◆ Stated problem:
Search the records below for the word "document". Pull out each line that has it.

Part of a data file:
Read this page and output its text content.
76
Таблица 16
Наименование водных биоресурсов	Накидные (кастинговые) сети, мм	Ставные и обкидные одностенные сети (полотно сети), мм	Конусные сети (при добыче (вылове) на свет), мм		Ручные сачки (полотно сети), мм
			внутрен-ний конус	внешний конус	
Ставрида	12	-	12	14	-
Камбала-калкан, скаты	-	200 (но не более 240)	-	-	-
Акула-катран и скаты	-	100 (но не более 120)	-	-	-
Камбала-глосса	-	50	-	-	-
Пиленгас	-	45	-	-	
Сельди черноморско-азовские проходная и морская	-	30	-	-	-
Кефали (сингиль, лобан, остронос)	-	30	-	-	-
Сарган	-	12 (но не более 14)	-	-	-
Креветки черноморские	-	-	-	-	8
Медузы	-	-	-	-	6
---
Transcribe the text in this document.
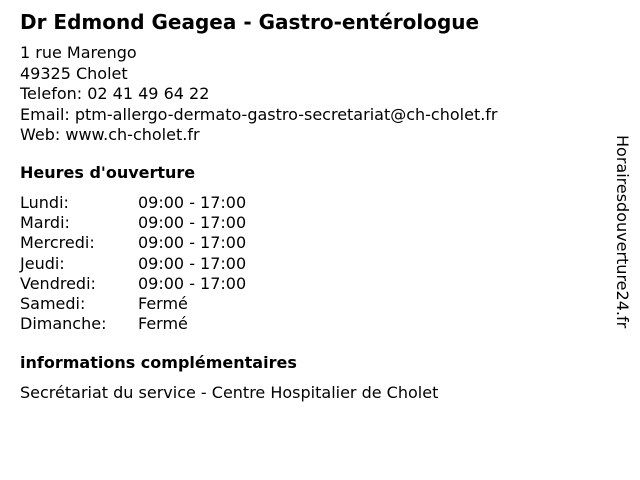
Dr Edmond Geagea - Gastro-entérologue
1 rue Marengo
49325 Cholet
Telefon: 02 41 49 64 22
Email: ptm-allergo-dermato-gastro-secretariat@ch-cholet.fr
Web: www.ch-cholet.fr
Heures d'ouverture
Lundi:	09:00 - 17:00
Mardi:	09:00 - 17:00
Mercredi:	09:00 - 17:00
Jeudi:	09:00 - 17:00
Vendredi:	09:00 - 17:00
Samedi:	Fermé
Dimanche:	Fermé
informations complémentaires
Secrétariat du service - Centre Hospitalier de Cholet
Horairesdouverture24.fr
==
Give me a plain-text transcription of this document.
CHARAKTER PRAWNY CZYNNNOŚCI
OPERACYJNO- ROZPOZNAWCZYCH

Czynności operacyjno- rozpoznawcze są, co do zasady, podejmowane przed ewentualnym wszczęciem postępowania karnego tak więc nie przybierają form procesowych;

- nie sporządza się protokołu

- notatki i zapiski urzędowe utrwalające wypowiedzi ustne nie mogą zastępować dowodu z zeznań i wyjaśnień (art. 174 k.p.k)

◆ Solution to this task:
Transcribe the text in this document.
Give me a plain-text transcription of this document.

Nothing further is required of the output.